(Saved entries)

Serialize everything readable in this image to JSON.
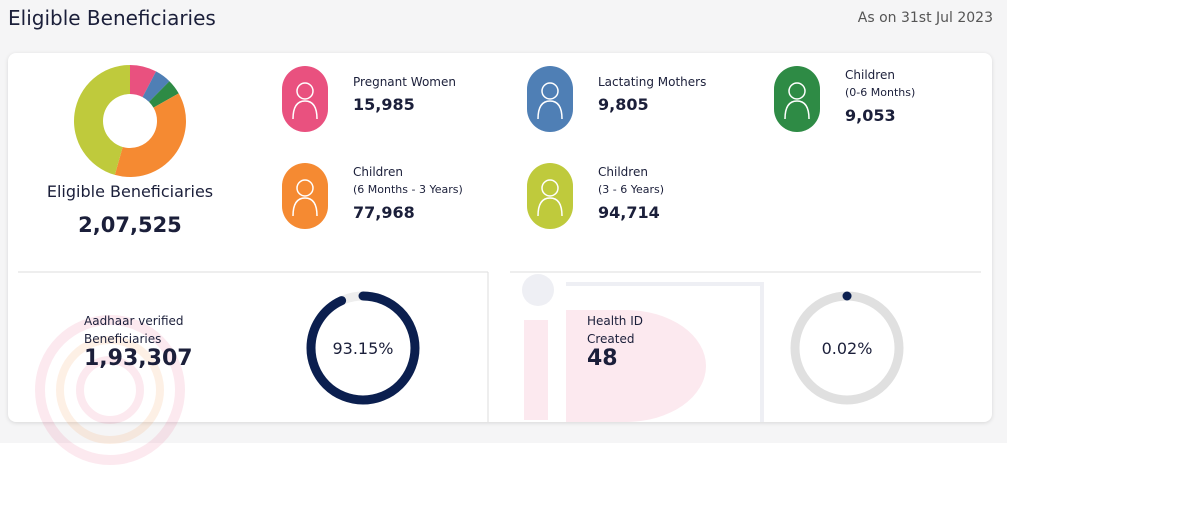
{
  "header": {
    "title": "Eligible Beneficiaries",
    "date": "As on 31st Jul 2023"
  },
  "summary": {
    "label": "Eligible Beneficiaries",
    "total": "2,07,525"
  },
  "groups": [
    {
      "label": "Pregnant Women",
      "value": 15985,
      "value_label": "15,985",
      "color": "#e9517f"
    },
    {
      "label": "Lactating Mothers",
      "value": 9805,
      "value_label": "9,805",
      "color": "#4f7fb5"
    },
    {
      "label": "Children",
      "sublabel": "(0-6 Months)",
      "value": 9053,
      "value_label": "9,053",
      "color": "#2e8b45"
    },
    {
      "label": "Children",
      "sublabel": "(6 Months - 3 Years)",
      "value": 77968,
      "value_label": "77,968",
      "color": "#f58a32"
    },
    {
      "label": "Children",
      "sublabel": "(3 - 6 Years)",
      "value": 94714,
      "value_label": "94,714",
      "color": "#bfca3c"
    }
  ],
  "aadhaar": {
    "label": "Aadhaar verified Beneficiaries",
    "value": "1,93,307",
    "percent": 93.15,
    "percent_label": "93.15%",
    "color": "#0b1f4f"
  },
  "health_id": {
    "label": "Health ID Created",
    "value": 48,
    "percent": 0.02,
    "percent_label": "0.02%",
    "color": "#0b1f4f"
  }
}
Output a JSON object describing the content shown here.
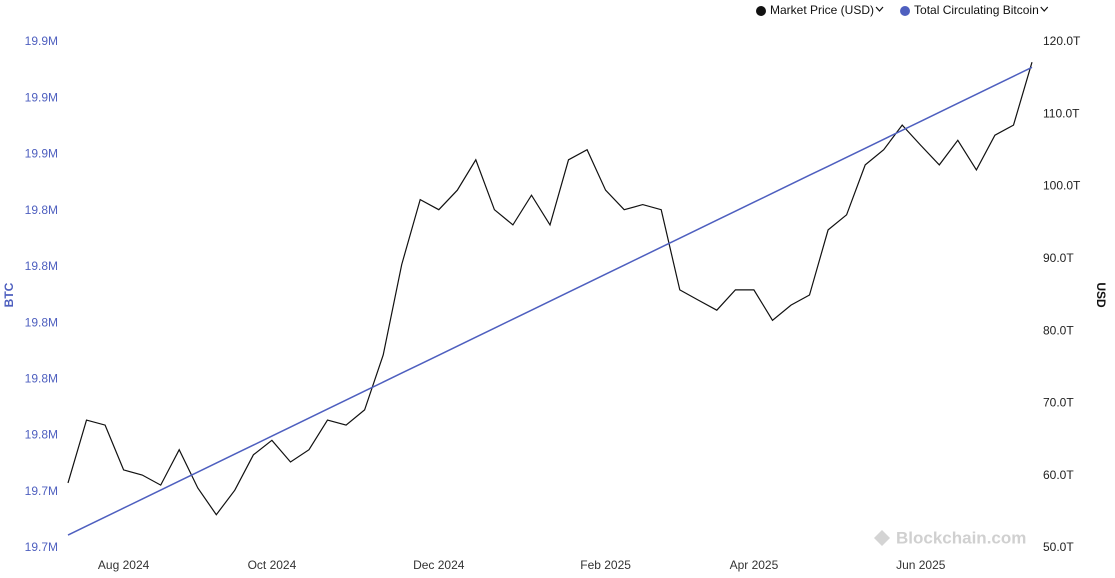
{
  "chart_data": {
    "type": "line",
    "legend": "top-right",
    "ylabel": "BTC",
    "y2label": "USD",
    "watermark": "Blockchain.com",
    "categories": [
      null,
      null,
      null,
      "Aug 2024",
      null,
      null,
      null,
      null,
      null,
      null,
      null,
      "Oct 2024",
      null,
      null,
      null,
      null,
      null,
      null,
      null,
      null,
      "Dec 2024",
      null,
      null,
      null,
      null,
      null,
      null,
      null,
      null,
      "Feb 2025",
      null,
      null,
      null,
      null,
      null,
      null,
      null,
      "Apr 2025",
      null,
      null,
      null,
      null,
      null,
      null,
      null,
      null,
      "Jun 2025",
      null,
      null,
      null,
      null,
      null,
      null
    ],
    "series": [
      {
        "name": "Market Price (USD)",
        "color": "#111111",
        "axis": "y2",
        "values": [
          59.0,
          67.7,
          67.0,
          60.8,
          60.1,
          58.7,
          63.6,
          58.3,
          54.6,
          58.0,
          62.9,
          64.9,
          61.9,
          63.6,
          67.7,
          67.0,
          69.1,
          76.7,
          89.2,
          98.2,
          96.8,
          99.5,
          103.7,
          96.8,
          94.7,
          98.8,
          94.7,
          103.7,
          105.1,
          99.5,
          96.8,
          97.5,
          96.8,
          85.7,
          84.3,
          82.9,
          85.7,
          85.7,
          81.5,
          83.6,
          85.0,
          94.0,
          96.1,
          103.0,
          105.1,
          108.5,
          105.7,
          103.0,
          106.4,
          102.3,
          107.1,
          108.5,
          117.2
        ]
      },
      {
        "name": "Total Circulating Bitcoin",
        "color": "#4e5fbf",
        "axis": "y",
        "values": [
          19714600,
          19717800,
          19721000,
          19724200,
          19727400,
          19730600,
          19733800,
          19737000,
          19740200,
          19743400,
          19746600,
          19749800,
          19753000,
          19756200,
          19759400,
          19762600,
          19765800,
          19769000,
          19772200,
          19775400,
          19778600,
          19781800,
          19785000,
          19788200,
          19791400,
          19794600,
          19797800,
          19801000,
          19804200,
          19807400,
          19810600,
          19813800,
          19817000,
          19820200,
          19823400,
          19826600,
          19829800,
          19833000,
          19836200,
          19839400,
          19842600,
          19845800,
          19849000,
          19852200,
          19855400,
          19858600,
          19861800,
          19865000,
          19868200,
          19871400,
          19874600,
          19877800,
          19881000
        ]
      }
    ],
    "ylim": [
      19710000,
      19890000
    ],
    "yticks": [
      {
        "value": 19710000,
        "label": "19.7M"
      },
      {
        "value": 19730000,
        "label": "19.7M"
      },
      {
        "value": 19750000,
        "label": "19.8M"
      },
      {
        "value": 19770000,
        "label": "19.8M"
      },
      {
        "value": 19790000,
        "label": "19.8M"
      },
      {
        "value": 19810000,
        "label": "19.8M"
      },
      {
        "value": 19830000,
        "label": "19.8M"
      },
      {
        "value": 19850000,
        "label": "19.9M"
      },
      {
        "value": 19870000,
        "label": "19.9M"
      },
      {
        "value": 19890000,
        "label": "19.9M"
      }
    ],
    "y2lim": [
      50,
      120
    ],
    "y2ticks": [
      {
        "value": 50,
        "label": "50.0T"
      },
      {
        "value": 60,
        "label": "60.0T"
      },
      {
        "value": 70,
        "label": "70.0T"
      },
      {
        "value": 80,
        "label": "80.0T"
      },
      {
        "value": 90,
        "label": "90.0T"
      },
      {
        "value": 100,
        "label": "100.0T"
      },
      {
        "value": 110,
        "label": "110.0T"
      },
      {
        "value": 120,
        "label": "120.0T"
      }
    ],
    "grid": false
  }
}
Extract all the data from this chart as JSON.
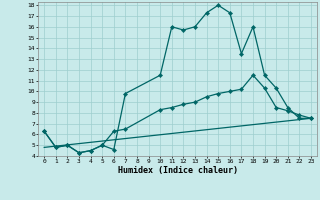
{
  "xlabel": "Humidex (Indice chaleur)",
  "bg_color": "#c8eaea",
  "grid_color": "#9ecece",
  "line_color": "#006666",
  "xlim": [
    -0.5,
    23.5
  ],
  "ylim": [
    4,
    18.3
  ],
  "xticks": [
    0,
    1,
    2,
    3,
    4,
    5,
    6,
    7,
    8,
    9,
    10,
    11,
    12,
    13,
    14,
    15,
    16,
    17,
    18,
    19,
    20,
    21,
    22,
    23
  ],
  "yticks": [
    4,
    5,
    6,
    7,
    8,
    9,
    10,
    11,
    12,
    13,
    14,
    15,
    16,
    17,
    18
  ],
  "line1_x": [
    0,
    1,
    2,
    3,
    4,
    5,
    6,
    7,
    10,
    11,
    12,
    13,
    14,
    15,
    16,
    17,
    18,
    19,
    20,
    21,
    22,
    23
  ],
  "line1_y": [
    6.3,
    4.8,
    5.0,
    4.3,
    4.5,
    5.0,
    4.6,
    9.8,
    11.5,
    16.0,
    15.7,
    16.0,
    17.3,
    18.0,
    17.3,
    13.5,
    16.0,
    11.5,
    10.3,
    8.5,
    7.5,
    7.5
  ],
  "line2_x": [
    0,
    1,
    2,
    3,
    4,
    5,
    6,
    7,
    10,
    11,
    12,
    13,
    14,
    15,
    16,
    17,
    18,
    19,
    20,
    21,
    22,
    23
  ],
  "line2_y": [
    6.3,
    4.8,
    5.0,
    4.3,
    4.5,
    5.0,
    6.3,
    6.5,
    8.3,
    8.5,
    8.8,
    9.0,
    9.5,
    9.8,
    10.0,
    10.2,
    11.5,
    10.3,
    8.5,
    8.2,
    7.8,
    7.5
  ],
  "line3_x": [
    0,
    23
  ],
  "line3_y": [
    4.8,
    7.5
  ],
  "marker_style": "D",
  "marker_size": 2.2,
  "linewidth": 0.9
}
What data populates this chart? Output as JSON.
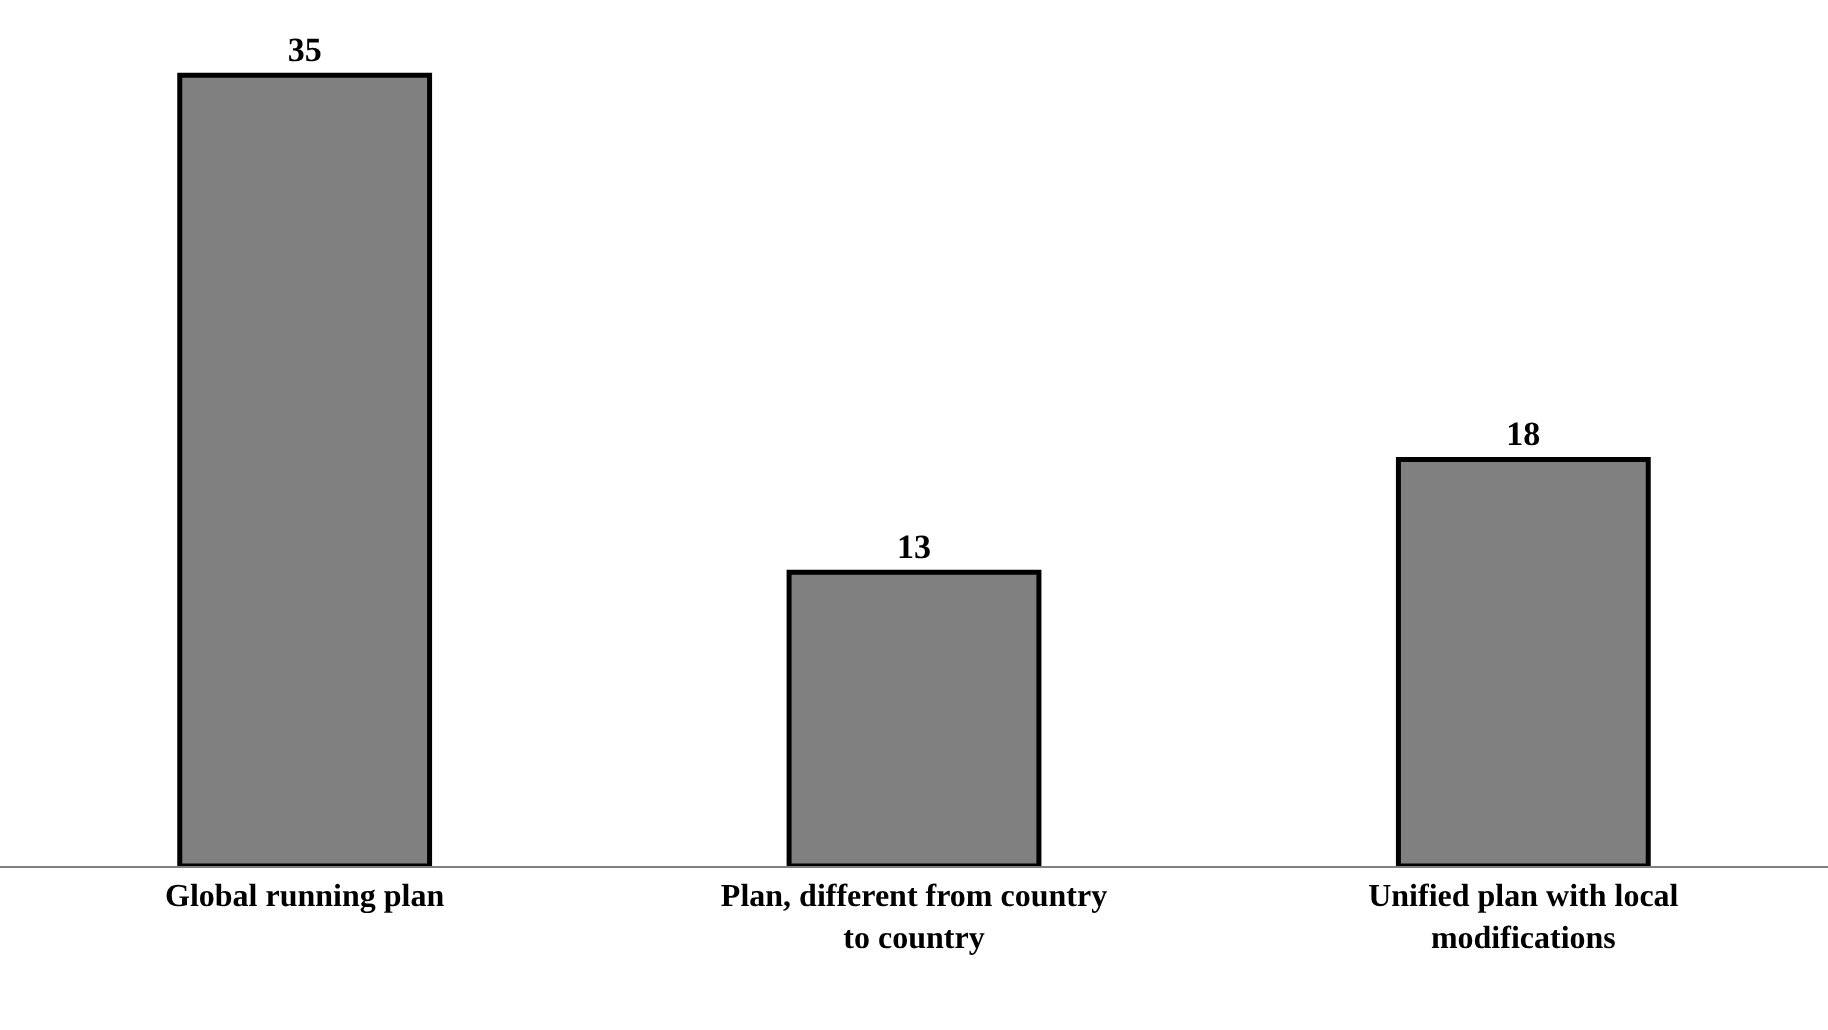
{
  "chart_data": {
    "type": "bar",
    "categories": [
      "Global running plan",
      "Plan, different from country to country",
      "Unified plan with local modifications"
    ],
    "values": [
      35,
      13,
      18
    ],
    "color": "#808080",
    "data_labels": true,
    "tick_labels": "x"
  }
}
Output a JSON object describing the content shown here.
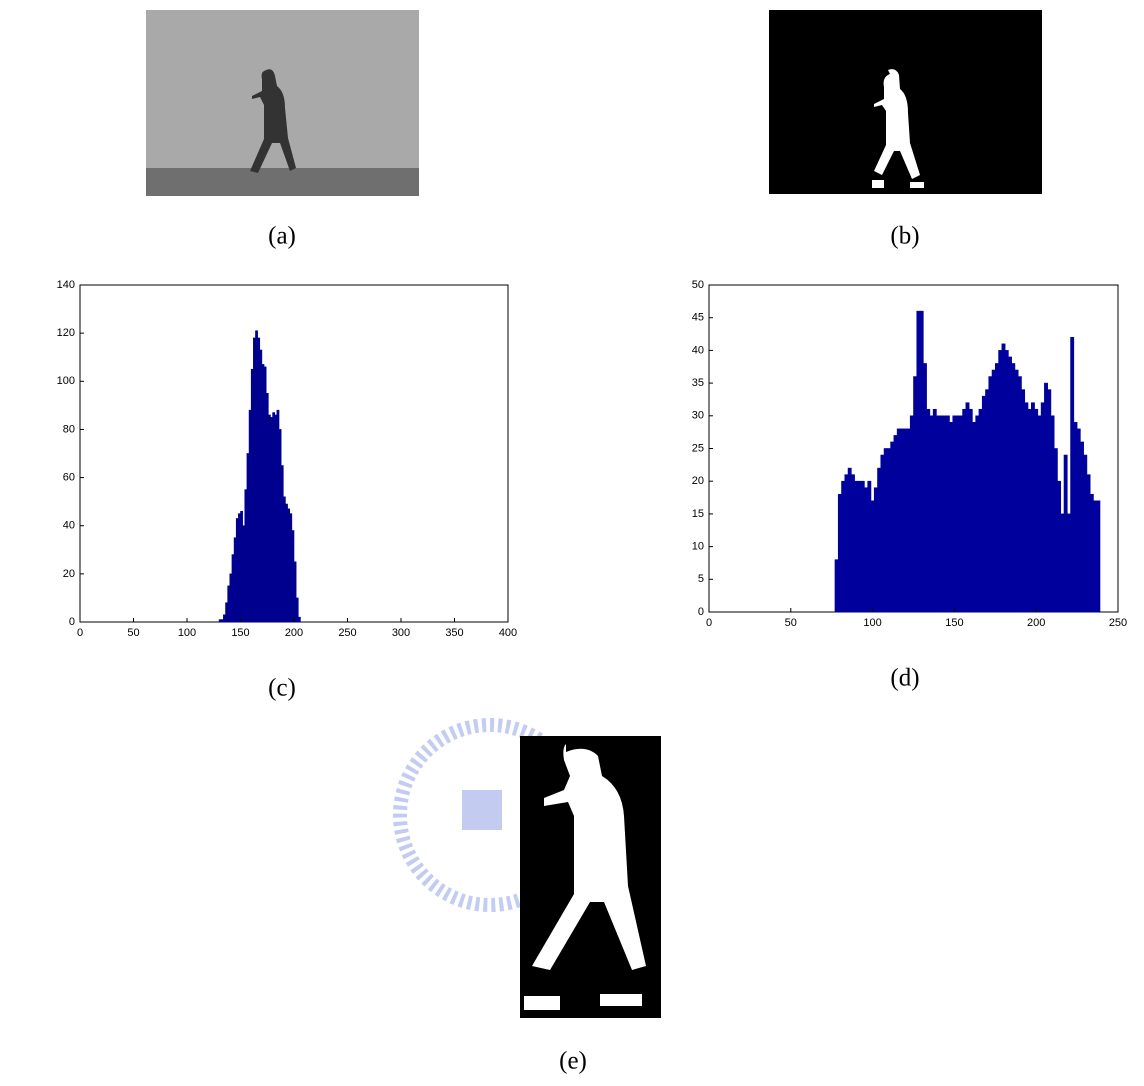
{
  "captions": [
    "(a)",
    "(b)",
    "(c)",
    "(d)",
    "(e)"
  ],
  "chart_data": [
    {
      "type": "histogram",
      "color": "#00008f",
      "bins": [
        0,
        130,
        132,
        134,
        136,
        138,
        140,
        142,
        144,
        146,
        148,
        150,
        152,
        154,
        156,
        158,
        160,
        162,
        164,
        166,
        168,
        170,
        172,
        174,
        176,
        178,
        180,
        182,
        184,
        186,
        188,
        190,
        192,
        194,
        196,
        198,
        200,
        202,
        204,
        206,
        400
      ],
      "values": [
        0,
        1,
        1,
        3,
        8,
        15,
        20,
        28,
        35,
        43,
        45,
        46,
        40,
        55,
        70,
        88,
        105,
        118,
        121,
        118,
        113,
        107,
        106,
        95,
        86,
        85,
        87,
        86,
        88,
        80,
        65,
        52,
        49,
        47,
        45,
        38,
        25,
        10,
        2,
        0
      ],
      "xlim": [
        0,
        400
      ],
      "xticks": [
        0,
        50,
        100,
        150,
        200,
        250,
        300,
        350,
        400
      ],
      "ylim": [
        0,
        140
      ],
      "yticks": [
        0,
        20,
        40,
        60,
        80,
        100,
        120,
        140
      ]
    },
    {
      "type": "histogram",
      "color": "#00009c",
      "bins": [
        0,
        77,
        79,
        81,
        83,
        85,
        87,
        89,
        91,
        93,
        95,
        97,
        99,
        101,
        103,
        105,
        107,
        109,
        111,
        113,
        115,
        117,
        119,
        121,
        123,
        125,
        127,
        129,
        131,
        133,
        135,
        137,
        139,
        141,
        143,
        145,
        147,
        149,
        151,
        153,
        155,
        157,
        159,
        161,
        163,
        165,
        167,
        169,
        171,
        173,
        175,
        177,
        179,
        181,
        183,
        185,
        187,
        189,
        191,
        193,
        195,
        197,
        199,
        201,
        203,
        205,
        207,
        209,
        211,
        213,
        215,
        217,
        219,
        221,
        223,
        225,
        227,
        229,
        231,
        233,
        235,
        237,
        239,
        250
      ],
      "values": [
        0,
        8,
        18,
        20,
        21,
        22,
        21,
        20,
        20,
        20,
        19,
        20,
        17,
        19,
        22,
        24,
        25,
        25,
        26,
        27,
        28,
        28,
        28,
        28,
        30,
        36,
        46,
        46,
        38,
        31,
        30,
        31,
        30,
        30,
        30,
        30,
        29,
        30,
        30,
        30,
        31,
        32,
        31,
        29,
        30,
        31,
        33,
        34,
        36,
        37,
        38,
        40,
        41,
        40,
        39,
        38,
        37,
        36,
        34,
        32,
        31,
        32,
        31,
        30,
        32,
        35,
        34,
        30,
        25,
        20,
        15,
        24,
        15,
        42,
        29,
        28,
        26,
        24,
        21,
        18,
        17,
        17,
        0
      ],
      "xlim": [
        0,
        250
      ],
      "xticks": [
        0,
        50,
        100,
        150,
        200,
        250
      ],
      "ylim": [
        0,
        50
      ],
      "yticks": [
        0,
        5,
        10,
        15,
        20,
        25,
        30,
        35,
        40,
        45,
        50
      ]
    }
  ]
}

WHAT IS EXPECTED: From the listing above, copy all lines holding the word "Years".

OUTPUT OF THE EXERCISE:
      "sublabel": "(6 Months - 3 Years)",
      "sublabel": "(3 - 6 Years)",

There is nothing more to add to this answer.